## Provided records
********************

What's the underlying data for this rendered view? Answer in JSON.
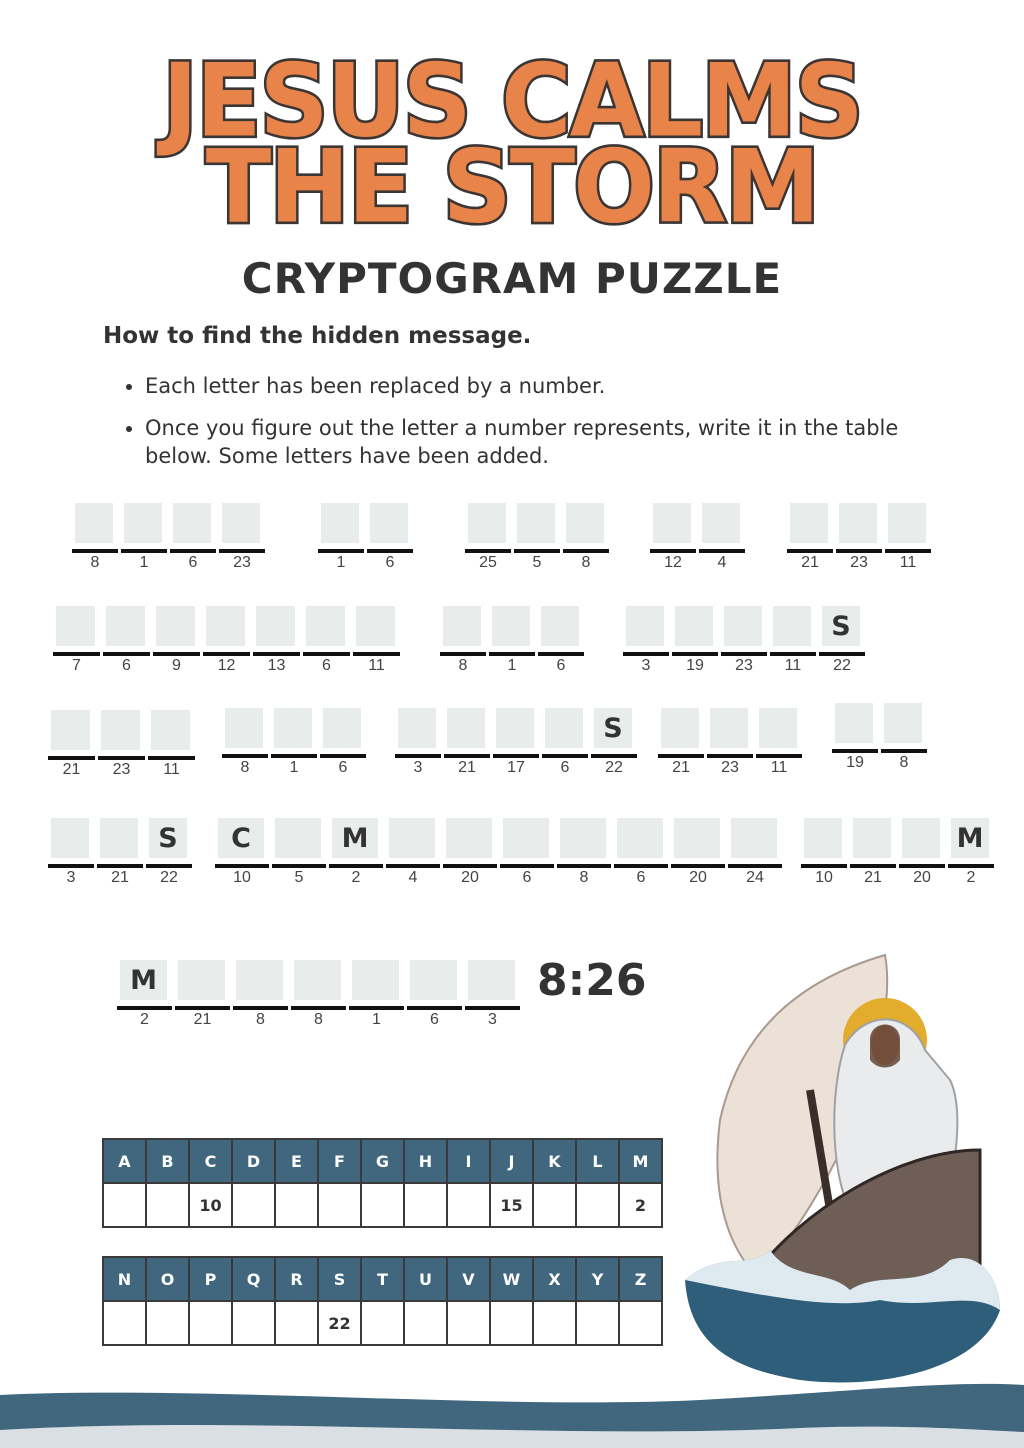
{
  "title_line1": "JESUS CALMS",
  "title_line2": "THE STORM",
  "subtitle": "CRYPTOGRAM PUZZLE",
  "instructions": {
    "heading": "How to find the hidden message.",
    "bullets": [
      "Each letter has been replaced by a number.",
      "Once you figure out the letter a number represents, write it in the table below. Some letters have been added."
    ]
  },
  "puzzle_words": [
    {
      "nums": [
        "8",
        "1",
        "6",
        "23"
      ],
      "letters": [
        "",
        "",
        "",
        ""
      ]
    },
    {
      "nums": [
        "1",
        "6"
      ],
      "letters": [
        "",
        ""
      ]
    },
    {
      "nums": [
        "25",
        "5",
        "8"
      ],
      "letters": [
        "",
        "",
        ""
      ]
    },
    {
      "nums": [
        "12",
        "4"
      ],
      "letters": [
        "",
        ""
      ]
    },
    {
      "nums": [
        "21",
        "23",
        "11"
      ],
      "letters": [
        "",
        "",
        ""
      ]
    },
    {
      "nums": [
        "7",
        "6",
        "9",
        "12",
        "13",
        "6",
        "11"
      ],
      "letters": [
        "",
        "",
        "",
        "",
        "",
        "",
        ""
      ]
    },
    {
      "nums": [
        "8",
        "1",
        "6"
      ],
      "letters": [
        "",
        "",
        ""
      ]
    },
    {
      "nums": [
        "3",
        "19",
        "23",
        "11",
        "22"
      ],
      "letters": [
        "",
        "",
        "",
        "",
        "S"
      ]
    },
    {
      "nums": [
        "21",
        "23",
        "11"
      ],
      "letters": [
        "",
        "",
        ""
      ]
    },
    {
      "nums": [
        "8",
        "1",
        "6"
      ],
      "letters": [
        "",
        "",
        ""
      ]
    },
    {
      "nums": [
        "3",
        "21",
        "17",
        "6",
        "22"
      ],
      "letters": [
        "",
        "",
        "",
        "",
        "S"
      ]
    },
    {
      "nums": [
        "21",
        "23",
        "11"
      ],
      "letters": [
        "",
        "",
        ""
      ]
    },
    {
      "nums": [
        "19",
        "8"
      ],
      "letters": [
        "",
        ""
      ]
    },
    {
      "nums": [
        "3",
        "21",
        "22"
      ],
      "letters": [
        "",
        "",
        "S"
      ]
    },
    {
      "nums": [
        "10",
        "5",
        "2",
        "4",
        "20",
        "6",
        "8",
        "6",
        "20",
        "24"
      ],
      "letters": [
        "C",
        "",
        "M",
        "",
        "",
        "",
        "",
        "",
        "",
        ""
      ]
    },
    {
      "nums": [
        "10",
        "21",
        "20",
        "2"
      ],
      "letters": [
        "",
        "",
        "",
        "M"
      ]
    },
    {
      "nums": [
        "2",
        "21",
        "8",
        "8",
        "1",
        "6",
        "3"
      ],
      "letters": [
        "M",
        "",
        "",
        "",
        "",
        "",
        ""
      ]
    }
  ],
  "reference": "8:26",
  "key_table": {
    "row1_letters": [
      "A",
      "B",
      "C",
      "D",
      "E",
      "F",
      "G",
      "H",
      "I",
      "J",
      "K",
      "L",
      "M"
    ],
    "row1_values": [
      "",
      "",
      "10",
      "",
      "",
      "",
      "",
      "",
      "",
      "15",
      "",
      "",
      "2"
    ],
    "row2_letters": [
      "N",
      "O",
      "P",
      "Q",
      "R",
      "S",
      "T",
      "U",
      "V",
      "W",
      "X",
      "Y",
      "Z"
    ],
    "row2_values": [
      "",
      "",
      "",
      "",
      "",
      "22",
      "",
      "",
      "",
      "",
      "",
      "",
      ""
    ]
  },
  "colors": {
    "title": "#e8834a",
    "table_header": "#41677f",
    "wave": "#41677f"
  }
}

********************

## Task description
Search the listing for the word "number" and return each line that holds it.

## Task solution
      "Each letter has been replaced by a number.",
      "Once you figure out the letter a number represents, write it in the table below. Some letters have been added."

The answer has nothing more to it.